Part of a data file
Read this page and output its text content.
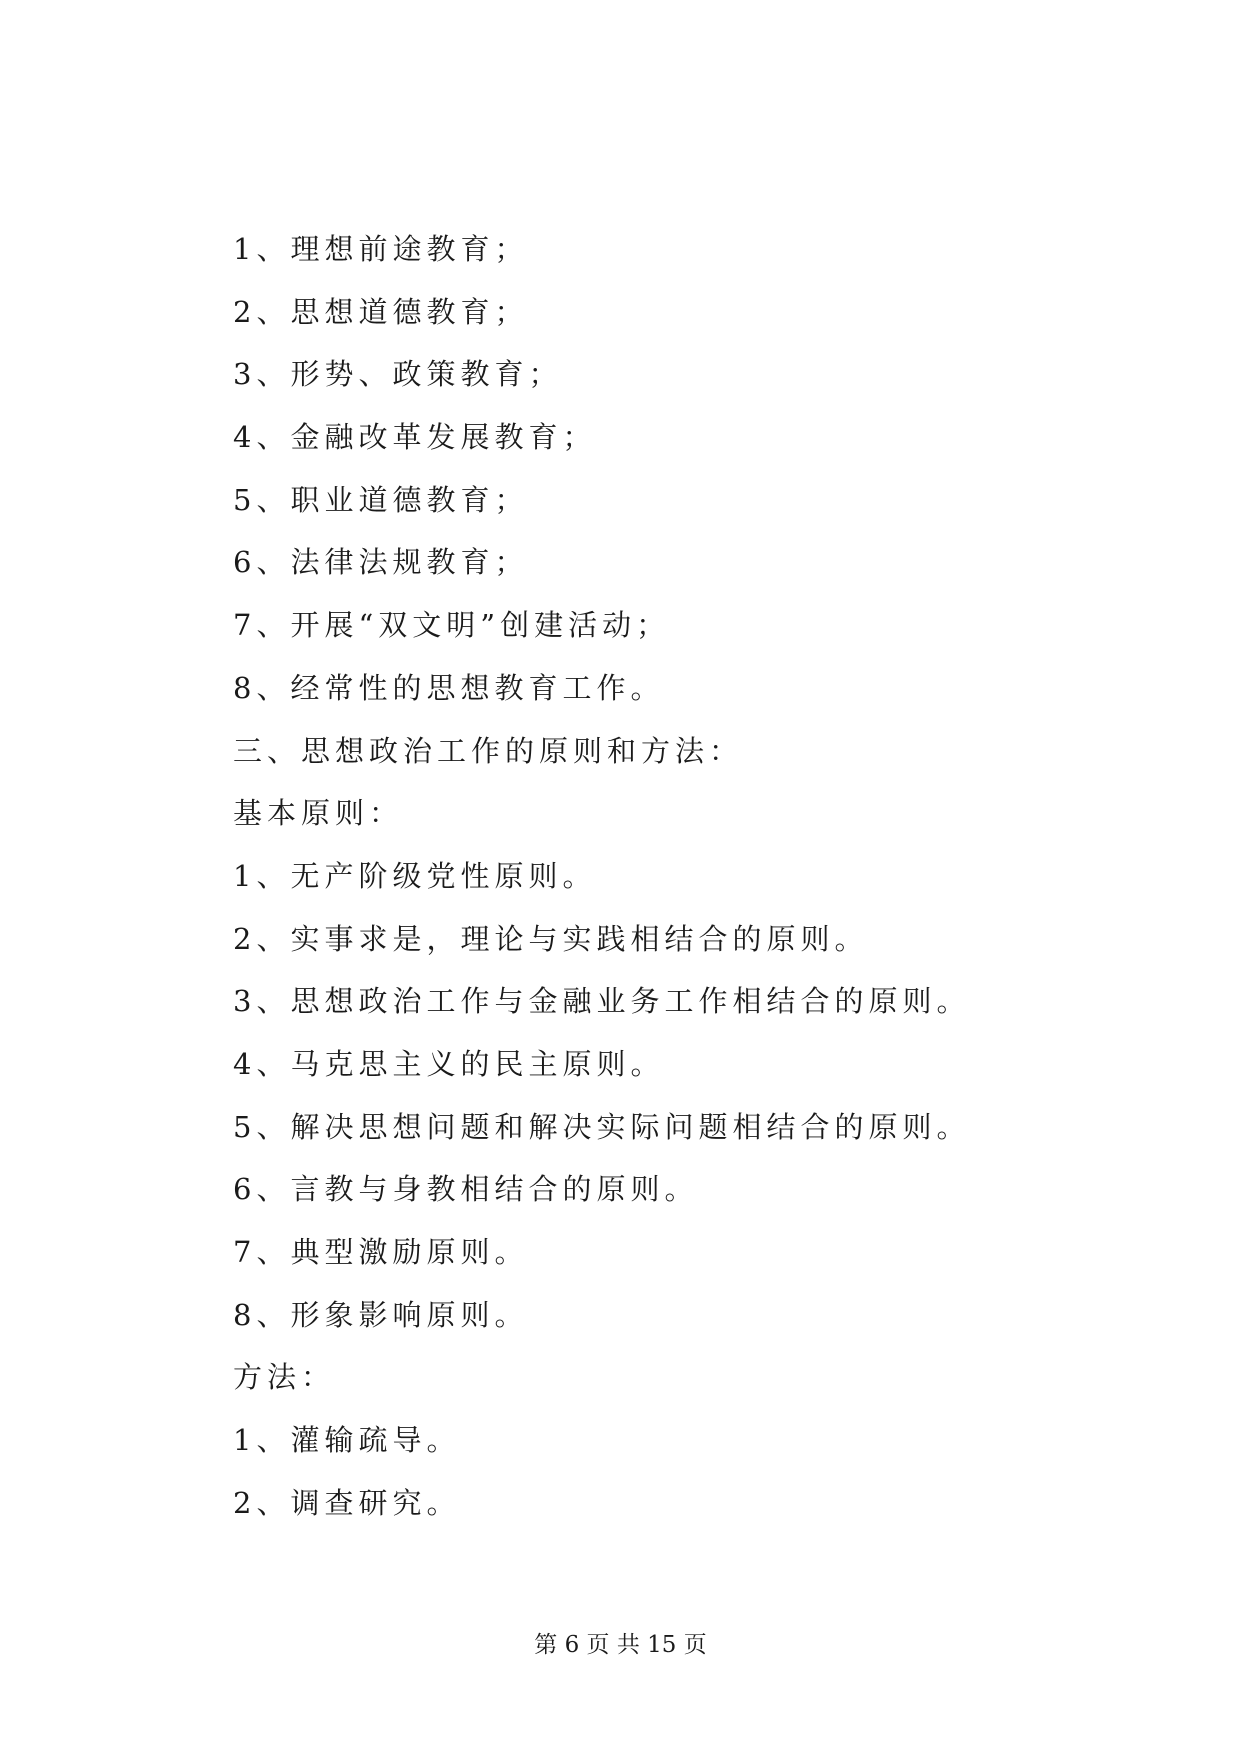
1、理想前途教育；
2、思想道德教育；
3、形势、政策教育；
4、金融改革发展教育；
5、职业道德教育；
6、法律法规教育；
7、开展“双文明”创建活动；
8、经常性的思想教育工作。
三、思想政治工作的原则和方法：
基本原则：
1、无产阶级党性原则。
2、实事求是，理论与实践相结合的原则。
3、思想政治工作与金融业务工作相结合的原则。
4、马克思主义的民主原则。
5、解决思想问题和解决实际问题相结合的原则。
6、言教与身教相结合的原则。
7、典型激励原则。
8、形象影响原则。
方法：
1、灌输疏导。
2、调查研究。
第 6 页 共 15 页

EXERCISE DESCRIPTION
Copy out the whole listing exactly, and don't carry over any pictures.

ANSWER TO THE TASK
Read this page and output its text content.
1、理想前途教育；
2、思想道德教育；
3、形势、政策教育；
4、金融改革发展教育；
5、职业道德教育；
6、法律法规教育；
7、开展“双文明”创建活动；
8、经常性的思想教育工作。
三、思想政治工作的原则和方法：
基本原则：
1、无产阶级党性原则。
2、实事求是，理论与实践相结合的原则。
3、思想政治工作与金融业务工作相结合的原则。
4、马克思主义的民主原则。
5、解决思想问题和解决实际问题相结合的原则。
6、言教与身教相结合的原则。
7、典型激励原则。
8、形象影响原则。
方法：
1、灌输疏导。
2、调查研究。
第 6 页 共 15 页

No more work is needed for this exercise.